[begin Dataset records]

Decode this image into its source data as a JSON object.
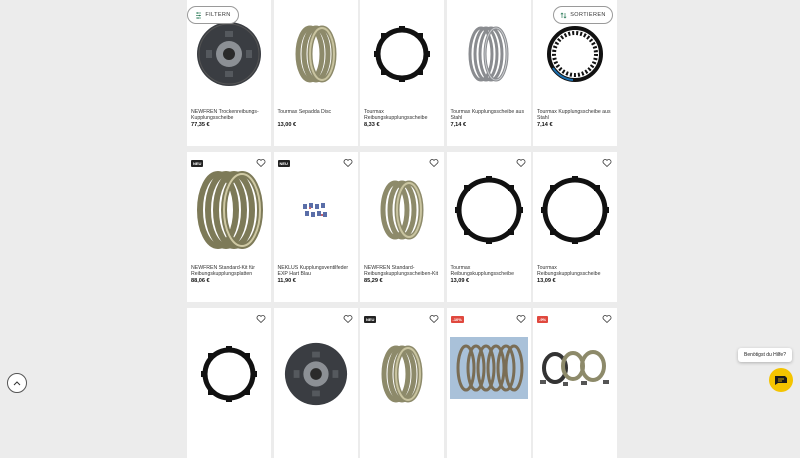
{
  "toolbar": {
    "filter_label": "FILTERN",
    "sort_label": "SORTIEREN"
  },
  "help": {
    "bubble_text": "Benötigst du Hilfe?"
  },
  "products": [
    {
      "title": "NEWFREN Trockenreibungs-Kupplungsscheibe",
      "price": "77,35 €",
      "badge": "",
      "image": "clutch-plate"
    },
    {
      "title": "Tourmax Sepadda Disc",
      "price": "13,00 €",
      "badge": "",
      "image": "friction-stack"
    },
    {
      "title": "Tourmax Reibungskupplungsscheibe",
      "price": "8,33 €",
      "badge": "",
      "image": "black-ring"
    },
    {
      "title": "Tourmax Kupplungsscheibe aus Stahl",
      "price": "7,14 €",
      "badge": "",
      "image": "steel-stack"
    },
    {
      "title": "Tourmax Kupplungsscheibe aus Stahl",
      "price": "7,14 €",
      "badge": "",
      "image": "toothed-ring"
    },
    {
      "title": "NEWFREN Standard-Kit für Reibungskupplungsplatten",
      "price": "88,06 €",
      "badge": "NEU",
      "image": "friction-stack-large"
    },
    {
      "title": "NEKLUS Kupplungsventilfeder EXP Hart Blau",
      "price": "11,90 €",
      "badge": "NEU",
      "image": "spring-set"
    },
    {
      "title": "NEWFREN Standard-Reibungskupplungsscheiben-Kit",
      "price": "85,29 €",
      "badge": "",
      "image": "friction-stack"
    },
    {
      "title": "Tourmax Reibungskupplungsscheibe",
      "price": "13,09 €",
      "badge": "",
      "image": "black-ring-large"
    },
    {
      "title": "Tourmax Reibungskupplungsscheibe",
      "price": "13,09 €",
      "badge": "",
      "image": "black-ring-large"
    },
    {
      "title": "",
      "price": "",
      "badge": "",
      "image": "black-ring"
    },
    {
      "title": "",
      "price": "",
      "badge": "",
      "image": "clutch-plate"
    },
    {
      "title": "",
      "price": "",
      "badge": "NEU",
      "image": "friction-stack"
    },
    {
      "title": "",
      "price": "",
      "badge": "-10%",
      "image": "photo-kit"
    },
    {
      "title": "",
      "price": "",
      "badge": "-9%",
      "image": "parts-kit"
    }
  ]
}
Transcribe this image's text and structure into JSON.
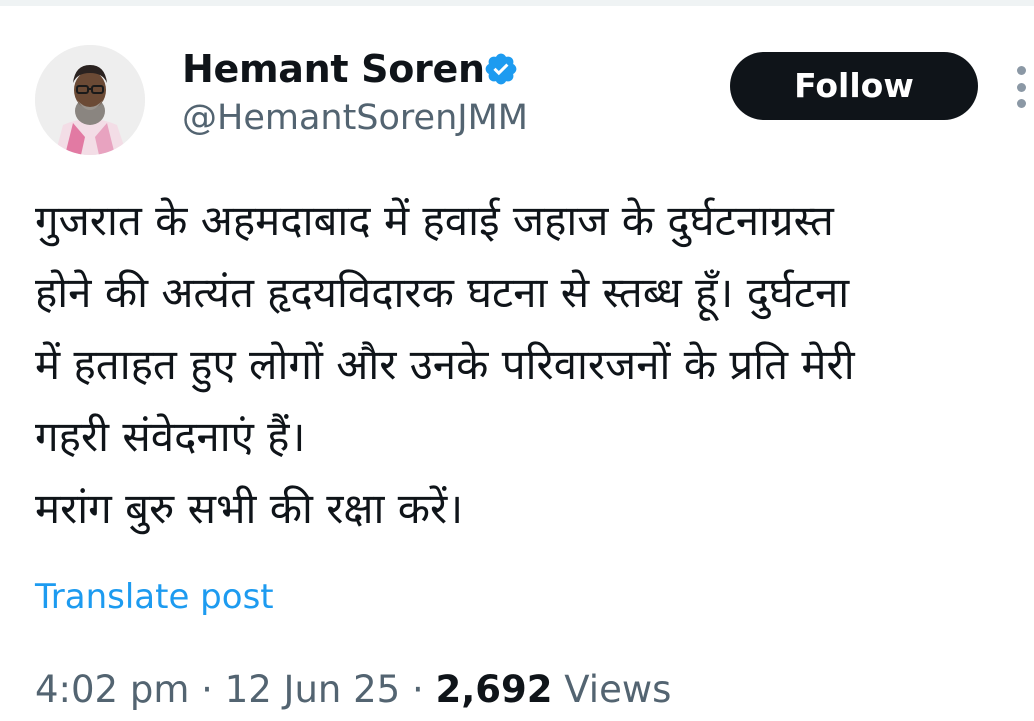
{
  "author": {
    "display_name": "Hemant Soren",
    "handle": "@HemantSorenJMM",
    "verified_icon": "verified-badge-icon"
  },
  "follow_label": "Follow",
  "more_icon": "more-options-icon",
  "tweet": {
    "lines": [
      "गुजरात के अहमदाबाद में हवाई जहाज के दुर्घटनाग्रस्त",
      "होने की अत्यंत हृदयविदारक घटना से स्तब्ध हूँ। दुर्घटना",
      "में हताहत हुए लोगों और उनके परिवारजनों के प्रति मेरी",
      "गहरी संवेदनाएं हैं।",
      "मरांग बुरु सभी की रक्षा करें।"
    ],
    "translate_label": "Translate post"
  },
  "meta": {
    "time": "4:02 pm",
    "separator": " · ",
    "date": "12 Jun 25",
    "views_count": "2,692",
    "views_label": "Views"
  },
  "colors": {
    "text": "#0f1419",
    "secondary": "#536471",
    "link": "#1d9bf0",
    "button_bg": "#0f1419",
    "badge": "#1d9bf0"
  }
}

[end Dataset records]

Instructions for the task:
In the entries above, find every line holding the word "NEWFREN" and copy it out.

Solution below:
      "title": "NEWFREN Trockenreibungs-Kupplungsscheibe",
      "title": "NEWFREN Standard-Kit für Reibungskupplungsplatten",
      "title": "NEWFREN Standard-Reibungskupplungsscheiben-Kit",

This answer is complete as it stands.